Records about charts and figures:
====================

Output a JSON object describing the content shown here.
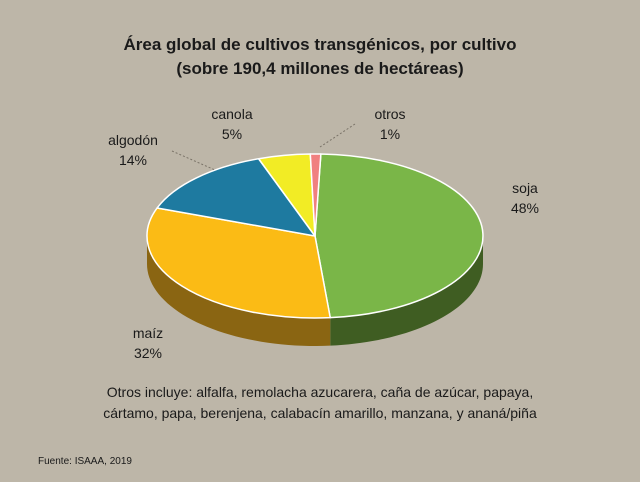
{
  "chart_data": {
    "type": "pie",
    "title": "Área global de cultivos transgénicos, por cultivo",
    "subtitle": "(sobre 190,4 millones de hectáreas)",
    "slices": [
      {
        "label": "soja",
        "value": 48,
        "value_label": "48%",
        "color": "#7ab648",
        "side": "#3f5d22"
      },
      {
        "label": "maíz",
        "value": 32,
        "value_label": "32%",
        "color": "#fbbb15",
        "side": "#8a6512"
      },
      {
        "label": "algodón",
        "value": 14,
        "value_label": "14%",
        "color": "#1e7aa0",
        "side": "#124860"
      },
      {
        "label": "canola",
        "value": 5,
        "value_label": "5%",
        "color": "#f2ec25",
        "side": "#8a8514"
      },
      {
        "label": "otros",
        "value": 1,
        "value_label": "1%",
        "color": "#f08080",
        "side": "#8a4848"
      }
    ],
    "note": [
      "Otros incluye: alfalfa, remolacha azucarera, caña de azúcar, papaya,",
      "cártamo, papa, berenjena, calabacín amarillo, manzana, y ananá/piña"
    ],
    "source": "Fuente: ISAAA, 2019"
  }
}
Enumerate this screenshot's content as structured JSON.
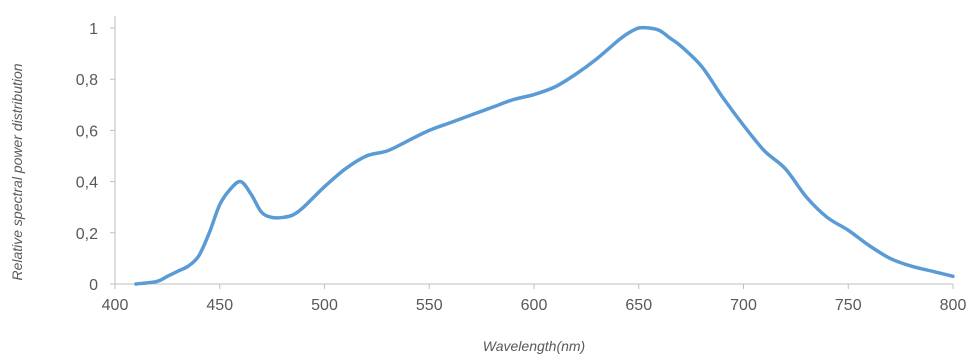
{
  "chart_data": {
    "type": "line",
    "title": "",
    "xlabel": "Wavelength(nm)",
    "ylabel": "Relative spectral power distribution",
    "xlim": [
      400,
      800
    ],
    "ylim": [
      0,
      1
    ],
    "x_ticks": [
      400,
      450,
      500,
      550,
      600,
      650,
      700,
      750,
      800
    ],
    "y_ticks": [
      0,
      0.2,
      0.4,
      0.6,
      0.8,
      1
    ],
    "x_tick_labels": [
      "400",
      "450",
      "500",
      "550",
      "600",
      "650",
      "700",
      "750",
      "800"
    ],
    "y_tick_labels": [
      "0",
      "0,2",
      "0,4",
      "0,6",
      "0,8",
      "1"
    ],
    "grid": false,
    "legend": "none",
    "series": [
      {
        "color": "#5b9bd5",
        "x": [
          410,
          420,
          425,
          430,
          435,
          440,
          445,
          450,
          455,
          460,
          465,
          470,
          475,
          480,
          485,
          490,
          500,
          510,
          520,
          530,
          540,
          550,
          560,
          570,
          580,
          590,
          600,
          610,
          620,
          630,
          640,
          645,
          650,
          655,
          660,
          665,
          670,
          680,
          690,
          700,
          710,
          720,
          730,
          740,
          750,
          760,
          770,
          780,
          790,
          800
        ],
        "y": [
          0.0,
          0.01,
          0.03,
          0.05,
          0.07,
          0.11,
          0.2,
          0.31,
          0.37,
          0.4,
          0.35,
          0.28,
          0.26,
          0.26,
          0.27,
          0.3,
          0.38,
          0.45,
          0.5,
          0.52,
          0.56,
          0.6,
          0.63,
          0.66,
          0.69,
          0.72,
          0.74,
          0.77,
          0.82,
          0.88,
          0.95,
          0.98,
          1.0,
          1.0,
          0.99,
          0.96,
          0.93,
          0.85,
          0.73,
          0.62,
          0.52,
          0.45,
          0.34,
          0.26,
          0.21,
          0.15,
          0.1,
          0.07,
          0.05,
          0.03
        ]
      }
    ]
  }
}
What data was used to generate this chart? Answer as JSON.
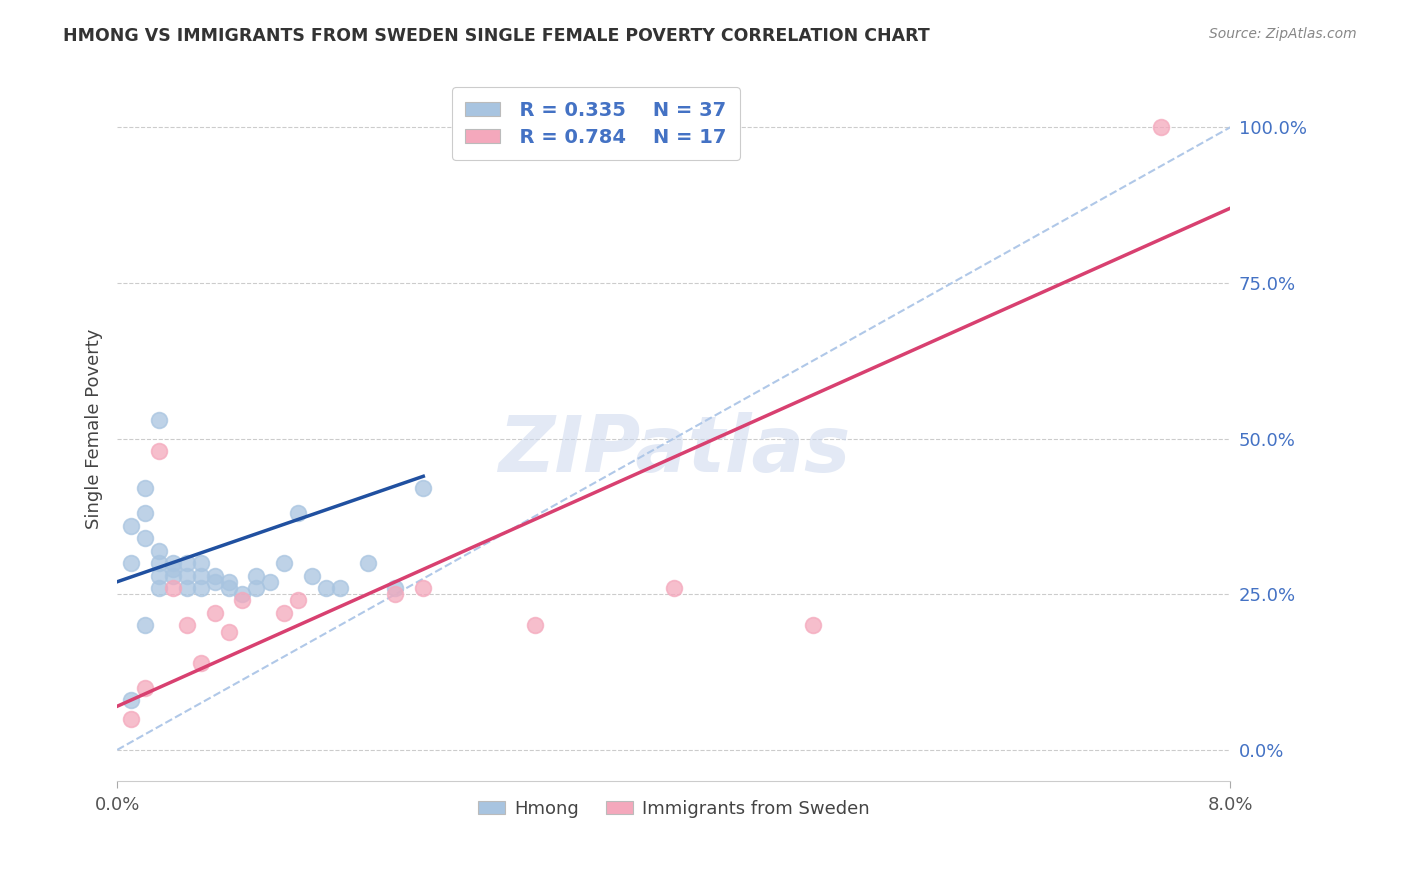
{
  "title": "HMONG VS IMMIGRANTS FROM SWEDEN SINGLE FEMALE POVERTY CORRELATION CHART",
  "source": "Source: ZipAtlas.com",
  "ylabel": "Single Female Poverty",
  "ytick_labels": [
    "0.0%",
    "25.0%",
    "50.0%",
    "75.0%",
    "100.0%"
  ],
  "ytick_values": [
    0.0,
    0.25,
    0.5,
    0.75,
    1.0
  ],
  "legend_label1": "Hmong",
  "legend_label2": "Immigrants from Sweden",
  "R1": 0.335,
  "N1": 37,
  "R2": 0.784,
  "N2": 17,
  "hmong_color": "#a8c4e0",
  "sweden_color": "#f4a8bc",
  "hmong_line_color": "#2050a0",
  "sweden_line_color": "#d84070",
  "ref_line_color": "#b0c8e8",
  "watermark": "ZIPatlas",
  "hmong_x": [
    0.001,
    0.001,
    0.002,
    0.002,
    0.002,
    0.003,
    0.003,
    0.003,
    0.003,
    0.004,
    0.004,
    0.004,
    0.005,
    0.005,
    0.005,
    0.006,
    0.006,
    0.006,
    0.007,
    0.007,
    0.008,
    0.008,
    0.009,
    0.01,
    0.01,
    0.011,
    0.012,
    0.013,
    0.014,
    0.015,
    0.016,
    0.018,
    0.02,
    0.022,
    0.001,
    0.002,
    0.003
  ],
  "hmong_y": [
    0.3,
    0.36,
    0.34,
    0.38,
    0.42,
    0.3,
    0.32,
    0.28,
    0.26,
    0.29,
    0.3,
    0.28,
    0.3,
    0.28,
    0.26,
    0.3,
    0.28,
    0.26,
    0.28,
    0.27,
    0.27,
    0.26,
    0.25,
    0.26,
    0.28,
    0.27,
    0.3,
    0.38,
    0.28,
    0.26,
    0.26,
    0.3,
    0.26,
    0.42,
    0.08,
    0.2,
    0.53
  ],
  "sweden_x": [
    0.001,
    0.002,
    0.003,
    0.004,
    0.005,
    0.006,
    0.007,
    0.008,
    0.009,
    0.012,
    0.013,
    0.02,
    0.022,
    0.03,
    0.04,
    0.05,
    0.075
  ],
  "sweden_y": [
    0.05,
    0.1,
    0.48,
    0.26,
    0.2,
    0.14,
    0.22,
    0.19,
    0.24,
    0.22,
    0.24,
    0.25,
    0.26,
    0.2,
    0.26,
    0.2,
    1.0
  ],
  "xlim": [
    0.0,
    0.08
  ],
  "ylim": [
    -0.05,
    1.08
  ]
}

====================

### DESCRIPTION OF THE TASK
Without the pictures, print the records in full, exactly as they appear.

### ANSWER TO THE TASK
Output a JSON object describing the content shown here.
{
  "chart_data": {
    "type": "pie",
    "title": "Área global de cultivos transgénicos, por cultivo",
    "subtitle": "(sobre 190,4 millones de hectáreas)",
    "slices": [
      {
        "label": "soja",
        "value": 48,
        "value_label": "48%",
        "color": "#7ab648",
        "side": "#3f5d22"
      },
      {
        "label": "maíz",
        "value": 32,
        "value_label": "32%",
        "color": "#fbbb15",
        "side": "#8a6512"
      },
      {
        "label": "algodón",
        "value": 14,
        "value_label": "14%",
        "color": "#1e7aa0",
        "side": "#124860"
      },
      {
        "label": "canola",
        "value": 5,
        "value_label": "5%",
        "color": "#f2ec25",
        "side": "#8a8514"
      },
      {
        "label": "otros",
        "value": 1,
        "value_label": "1%",
        "color": "#f08080",
        "side": "#8a4848"
      }
    ],
    "note": [
      "Otros incluye: alfalfa, remolacha azucarera, caña de azúcar, papaya,",
      "cártamo, papa, berenjena, calabacín amarillo, manzana, y ananá/piña"
    ],
    "source": "Fuente: ISAAA, 2019"
  }
}
Enumerate this screenshot's content as structured JSON.
{
  "chart_data": {
    "type": "line",
    "title": "",
    "xlabel": "Wavelength(nm)",
    "ylabel": "Relative spectral power distribution",
    "xlim": [
      400,
      800
    ],
    "ylim": [
      0,
      1
    ],
    "x_ticks": [
      400,
      450,
      500,
      550,
      600,
      650,
      700,
      750,
      800
    ],
    "y_ticks": [
      0,
      0.2,
      0.4,
      0.6,
      0.8,
      1
    ],
    "x_tick_labels": [
      "400",
      "450",
      "500",
      "550",
      "600",
      "650",
      "700",
      "750",
      "800"
    ],
    "y_tick_labels": [
      "0",
      "0,2",
      "0,4",
      "0,6",
      "0,8",
      "1"
    ],
    "grid": false,
    "legend": "none",
    "series": [
      {
        "color": "#5b9bd5",
        "x": [
          410,
          420,
          425,
          430,
          435,
          440,
          445,
          450,
          455,
          460,
          465,
          470,
          475,
          480,
          485,
          490,
          500,
          510,
          520,
          530,
          540,
          550,
          560,
          570,
          580,
          590,
          600,
          610,
          620,
          630,
          640,
          645,
          650,
          655,
          660,
          665,
          670,
          680,
          690,
          700,
          710,
          720,
          730,
          740,
          750,
          760,
          770,
          780,
          790,
          800
        ],
        "y": [
          0.0,
          0.01,
          0.03,
          0.05,
          0.07,
          0.11,
          0.2,
          0.31,
          0.37,
          0.4,
          0.35,
          0.28,
          0.26,
          0.26,
          0.27,
          0.3,
          0.38,
          0.45,
          0.5,
          0.52,
          0.56,
          0.6,
          0.63,
          0.66,
          0.69,
          0.72,
          0.74,
          0.77,
          0.82,
          0.88,
          0.95,
          0.98,
          1.0,
          1.0,
          0.99,
          0.96,
          0.93,
          0.85,
          0.73,
          0.62,
          0.52,
          0.45,
          0.34,
          0.26,
          0.21,
          0.15,
          0.1,
          0.07,
          0.05,
          0.03
        ]
      }
    ]
  }
}
What data was used to generate this chart? Answer as JSON.
{
  "title": "HMONG VS IMMIGRANTS FROM SWEDEN SINGLE FEMALE POVERTY CORRELATION CHART",
  "source": "Source: ZipAtlas.com",
  "ylabel": "Single Female Poverty",
  "ytick_labels": [
    "0.0%",
    "25.0%",
    "50.0%",
    "75.0%",
    "100.0%"
  ],
  "ytick_values": [
    0.0,
    0.25,
    0.5,
    0.75,
    1.0
  ],
  "legend_label1": "Hmong",
  "legend_label2": "Immigrants from Sweden",
  "R1": 0.335,
  "N1": 37,
  "R2": 0.784,
  "N2": 17,
  "hmong_color": "#a8c4e0",
  "sweden_color": "#f4a8bc",
  "hmong_line_color": "#2050a0",
  "sweden_line_color": "#d84070",
  "ref_line_color": "#b0c8e8",
  "watermark": "ZIPatlas",
  "hmong_x": [
    0.001,
    0.001,
    0.002,
    0.002,
    0.002,
    0.003,
    0.003,
    0.003,
    0.003,
    0.004,
    0.004,
    0.004,
    0.005,
    0.005,
    0.005,
    0.006,
    0.006,
    0.006,
    0.007,
    0.007,
    0.008,
    0.008,
    0.009,
    0.01,
    0.01,
    0.011,
    0.012,
    0.013,
    0.014,
    0.015,
    0.016,
    0.018,
    0.02,
    0.022,
    0.001,
    0.002,
    0.003
  ],
  "hmong_y": [
    0.3,
    0.36,
    0.34,
    0.38,
    0.42,
    0.3,
    0.32,
    0.28,
    0.26,
    0.29,
    0.3,
    0.28,
    0.3,
    0.28,
    0.26,
    0.3,
    0.28,
    0.26,
    0.28,
    0.27,
    0.27,
    0.26,
    0.25,
    0.26,
    0.28,
    0.27,
    0.3,
    0.38,
    0.28,
    0.26,
    0.26,
    0.3,
    0.26,
    0.42,
    0.08,
    0.2,
    0.53
  ],
  "sweden_x": [
    0.001,
    0.002,
    0.003,
    0.004,
    0.005,
    0.006,
    0.007,
    0.008,
    0.009,
    0.012,
    0.013,
    0.02,
    0.022,
    0.03,
    0.04,
    0.05,
    0.075
  ],
  "sweden_y": [
    0.05,
    0.1,
    0.48,
    0.26,
    0.2,
    0.14,
    0.22,
    0.19,
    0.24,
    0.22,
    0.24,
    0.25,
    0.26,
    0.2,
    0.26,
    0.2,
    1.0
  ],
  "xlim": [
    0.0,
    0.08
  ],
  "ylim": [
    -0.05,
    1.08
  ]
}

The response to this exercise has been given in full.